**Work required:**
Answer these questions from the passage on OpenText's acquisition:
(a) How was "right" defined twenty-five years ago?
(b) How much is OpenText paying?
(c) Which acquired product does the writer see as having the most immediate cross-sell potential, and because of what relationship?

**Source passage:**
• • • •

Acquisitions played some part in this collection but they were never really about dominating the market. The objective of those purchases was always to fill gaps and then leverage the core technology, often to the detriment of individual solutions.  It was about solving a problem “the right way,” with “right” having been defined twenty-five years ago as open API, multi-platform and engineering driven. Despite this foundation, past leadership ignored the ECM DNA for a time, finally coming back into alignment with the realities of the market when Rohit Ghai took the reigns.

Contrast that to the OpenText cavalcade of acquisitions. This is a company that never let overlap get in the way of a good deal that increased earnings and market share. OpenText studies the market and makes a decision to acquire it. It is a different mindset altogether. OpenText is actively innovating beyond ECM in analytics and other broader EIM subjects. Historically though, OpenText while not averse to internal innovation clearly has displayed a tendency to gather rather than cultivate.

One company was driven by a legacy of architectural ideology and the other on building shareholder value and expanding into tangential information management to gain market dominance. In the changing business climate, this round of consolidation was inevitable as was this outcome. Especially when the aforementioned ideology was at times too rigid to move fast enough and at other times ignored outright in pursuit of objectives that ran counter to the market.

Which was right?

It might seem obvious now but there is a better question to ask.

Who cares?

The customer doesn’t.

They want their problem solved. How we get there is immaterial.

OpenText is not writing a check for $1.6 billion dollars for content server. It is buying ECD. LEAP, Captiva, xPression, AX, xDB, xPlore and Infoarchive which to me has more immediate cross sell potential than any other given the SAP relationship. And yes content server. Oh yes, with all the maintenance revenue that comes with it. In case you forget – this is a business. Content server is not going to simply evaporate. Despite all the click bait and alarmist rhetoric it will continue to serve the business needs through industry solutions just like OpenText’s equivalent for many years.

• • • •

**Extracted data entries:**
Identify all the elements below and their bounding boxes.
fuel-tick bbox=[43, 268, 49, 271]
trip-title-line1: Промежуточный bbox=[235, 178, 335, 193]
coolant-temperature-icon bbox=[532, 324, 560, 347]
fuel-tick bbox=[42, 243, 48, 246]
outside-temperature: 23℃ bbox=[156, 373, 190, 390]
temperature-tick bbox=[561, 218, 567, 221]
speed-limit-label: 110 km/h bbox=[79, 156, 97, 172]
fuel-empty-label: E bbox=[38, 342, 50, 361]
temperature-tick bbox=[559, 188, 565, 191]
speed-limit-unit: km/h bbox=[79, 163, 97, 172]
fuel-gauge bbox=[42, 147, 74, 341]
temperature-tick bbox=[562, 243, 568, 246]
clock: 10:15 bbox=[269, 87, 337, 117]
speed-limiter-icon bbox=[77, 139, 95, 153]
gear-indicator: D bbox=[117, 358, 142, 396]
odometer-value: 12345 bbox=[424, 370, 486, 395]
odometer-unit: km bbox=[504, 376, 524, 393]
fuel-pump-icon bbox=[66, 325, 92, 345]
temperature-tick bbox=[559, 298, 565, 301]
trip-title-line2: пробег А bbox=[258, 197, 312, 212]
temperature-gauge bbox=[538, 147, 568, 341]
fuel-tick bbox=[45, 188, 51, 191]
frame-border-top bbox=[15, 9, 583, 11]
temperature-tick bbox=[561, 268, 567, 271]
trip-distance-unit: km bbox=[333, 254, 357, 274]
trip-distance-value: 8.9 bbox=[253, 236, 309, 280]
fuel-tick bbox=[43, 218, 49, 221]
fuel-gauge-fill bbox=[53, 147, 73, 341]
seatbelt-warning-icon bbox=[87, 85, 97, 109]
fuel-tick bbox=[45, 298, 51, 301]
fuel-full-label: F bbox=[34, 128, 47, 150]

• • • •

**Result:**
(a) Open API, multi-platform and engineering driven.
(b) $1.6 billion.
(c) Infoarchive, given the SAP relationship.